--- begin ---

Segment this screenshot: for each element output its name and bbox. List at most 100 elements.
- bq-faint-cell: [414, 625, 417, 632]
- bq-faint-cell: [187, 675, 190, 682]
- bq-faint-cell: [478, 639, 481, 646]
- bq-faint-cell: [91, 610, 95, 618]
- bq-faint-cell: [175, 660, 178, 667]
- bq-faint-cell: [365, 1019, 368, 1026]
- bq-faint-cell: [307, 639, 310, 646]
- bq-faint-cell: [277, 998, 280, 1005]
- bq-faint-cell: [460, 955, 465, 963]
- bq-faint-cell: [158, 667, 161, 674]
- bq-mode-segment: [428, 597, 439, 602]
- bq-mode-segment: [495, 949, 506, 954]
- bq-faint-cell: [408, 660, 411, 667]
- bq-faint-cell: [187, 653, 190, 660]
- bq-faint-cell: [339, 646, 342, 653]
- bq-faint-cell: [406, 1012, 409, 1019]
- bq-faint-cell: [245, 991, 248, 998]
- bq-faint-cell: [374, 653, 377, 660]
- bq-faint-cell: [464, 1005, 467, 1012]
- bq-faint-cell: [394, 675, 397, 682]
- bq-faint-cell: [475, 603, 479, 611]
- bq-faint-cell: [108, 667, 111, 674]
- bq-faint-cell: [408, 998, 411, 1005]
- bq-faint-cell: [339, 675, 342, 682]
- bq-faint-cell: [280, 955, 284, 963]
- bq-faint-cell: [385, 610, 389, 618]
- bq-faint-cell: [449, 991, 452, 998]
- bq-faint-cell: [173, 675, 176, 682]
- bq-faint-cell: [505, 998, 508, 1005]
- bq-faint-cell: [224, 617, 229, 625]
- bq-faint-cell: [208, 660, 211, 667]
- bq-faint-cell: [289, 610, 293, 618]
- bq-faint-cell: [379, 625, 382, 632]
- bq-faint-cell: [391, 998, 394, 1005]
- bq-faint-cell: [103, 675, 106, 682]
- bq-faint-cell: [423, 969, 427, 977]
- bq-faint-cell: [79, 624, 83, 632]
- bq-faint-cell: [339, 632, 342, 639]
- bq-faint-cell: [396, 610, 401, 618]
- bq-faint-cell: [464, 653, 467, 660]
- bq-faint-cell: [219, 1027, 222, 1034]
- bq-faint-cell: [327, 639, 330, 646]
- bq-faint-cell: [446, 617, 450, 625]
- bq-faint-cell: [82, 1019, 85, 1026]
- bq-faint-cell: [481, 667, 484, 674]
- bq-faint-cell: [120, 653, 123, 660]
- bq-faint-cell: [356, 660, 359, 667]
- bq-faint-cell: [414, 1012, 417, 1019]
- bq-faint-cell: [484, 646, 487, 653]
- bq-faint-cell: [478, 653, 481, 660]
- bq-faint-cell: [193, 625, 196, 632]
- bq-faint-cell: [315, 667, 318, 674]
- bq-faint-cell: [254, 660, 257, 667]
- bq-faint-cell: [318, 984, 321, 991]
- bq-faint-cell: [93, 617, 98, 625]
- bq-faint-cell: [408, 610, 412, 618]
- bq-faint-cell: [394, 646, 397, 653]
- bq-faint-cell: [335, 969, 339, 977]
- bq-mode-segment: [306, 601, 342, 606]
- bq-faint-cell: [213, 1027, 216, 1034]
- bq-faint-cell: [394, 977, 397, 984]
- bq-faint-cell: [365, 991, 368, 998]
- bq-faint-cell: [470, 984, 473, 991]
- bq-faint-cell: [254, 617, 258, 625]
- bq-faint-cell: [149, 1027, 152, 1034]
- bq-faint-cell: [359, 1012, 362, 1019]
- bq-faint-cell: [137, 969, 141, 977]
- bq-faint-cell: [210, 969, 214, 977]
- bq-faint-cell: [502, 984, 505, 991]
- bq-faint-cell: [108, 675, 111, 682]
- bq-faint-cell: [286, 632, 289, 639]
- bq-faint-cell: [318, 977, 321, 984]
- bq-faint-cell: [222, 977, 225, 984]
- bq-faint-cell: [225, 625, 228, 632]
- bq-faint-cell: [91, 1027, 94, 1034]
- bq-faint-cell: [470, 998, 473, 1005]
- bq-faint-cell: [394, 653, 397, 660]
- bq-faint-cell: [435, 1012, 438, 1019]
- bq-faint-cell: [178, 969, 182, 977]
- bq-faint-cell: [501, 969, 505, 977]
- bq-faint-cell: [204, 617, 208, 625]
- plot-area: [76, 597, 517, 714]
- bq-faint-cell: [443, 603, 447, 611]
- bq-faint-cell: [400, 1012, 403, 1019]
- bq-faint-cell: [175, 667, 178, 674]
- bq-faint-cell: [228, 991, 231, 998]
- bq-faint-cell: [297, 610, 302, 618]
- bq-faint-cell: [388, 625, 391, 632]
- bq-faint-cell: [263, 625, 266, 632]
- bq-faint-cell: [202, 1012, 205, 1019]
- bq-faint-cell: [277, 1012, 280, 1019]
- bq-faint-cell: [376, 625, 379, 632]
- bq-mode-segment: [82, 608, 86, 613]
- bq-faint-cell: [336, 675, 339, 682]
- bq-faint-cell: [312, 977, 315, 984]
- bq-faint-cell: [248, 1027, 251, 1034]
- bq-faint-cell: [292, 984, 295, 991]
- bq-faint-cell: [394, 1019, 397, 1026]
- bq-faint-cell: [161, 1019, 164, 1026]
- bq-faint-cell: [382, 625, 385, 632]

--- end ---
--- begin ---

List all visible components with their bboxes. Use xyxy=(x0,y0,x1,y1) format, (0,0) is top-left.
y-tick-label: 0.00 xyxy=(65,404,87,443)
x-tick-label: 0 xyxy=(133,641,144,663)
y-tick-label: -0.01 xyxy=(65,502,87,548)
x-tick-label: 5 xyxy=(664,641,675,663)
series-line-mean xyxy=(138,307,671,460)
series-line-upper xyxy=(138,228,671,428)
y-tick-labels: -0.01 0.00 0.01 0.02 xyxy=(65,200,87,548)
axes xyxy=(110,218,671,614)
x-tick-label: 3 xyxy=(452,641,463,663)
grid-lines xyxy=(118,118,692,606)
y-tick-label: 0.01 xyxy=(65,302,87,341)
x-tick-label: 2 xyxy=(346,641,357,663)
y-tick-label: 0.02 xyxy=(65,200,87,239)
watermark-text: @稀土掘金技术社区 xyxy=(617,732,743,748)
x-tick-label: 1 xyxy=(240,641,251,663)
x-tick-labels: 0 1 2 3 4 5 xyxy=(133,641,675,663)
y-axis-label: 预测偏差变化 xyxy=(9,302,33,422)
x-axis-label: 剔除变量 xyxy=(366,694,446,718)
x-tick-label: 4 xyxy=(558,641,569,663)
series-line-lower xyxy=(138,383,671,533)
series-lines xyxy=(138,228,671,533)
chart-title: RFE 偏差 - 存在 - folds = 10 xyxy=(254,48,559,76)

--- end ---

*The request*. List every line above that contains the string "labels".

*Task solution*.
y-tick-labels: -0.01 0.00 0.01 0.02 xyxy=(65,200,87,548)
x-tick-labels: 0 1 2 3 4 5 xyxy=(133,641,675,663)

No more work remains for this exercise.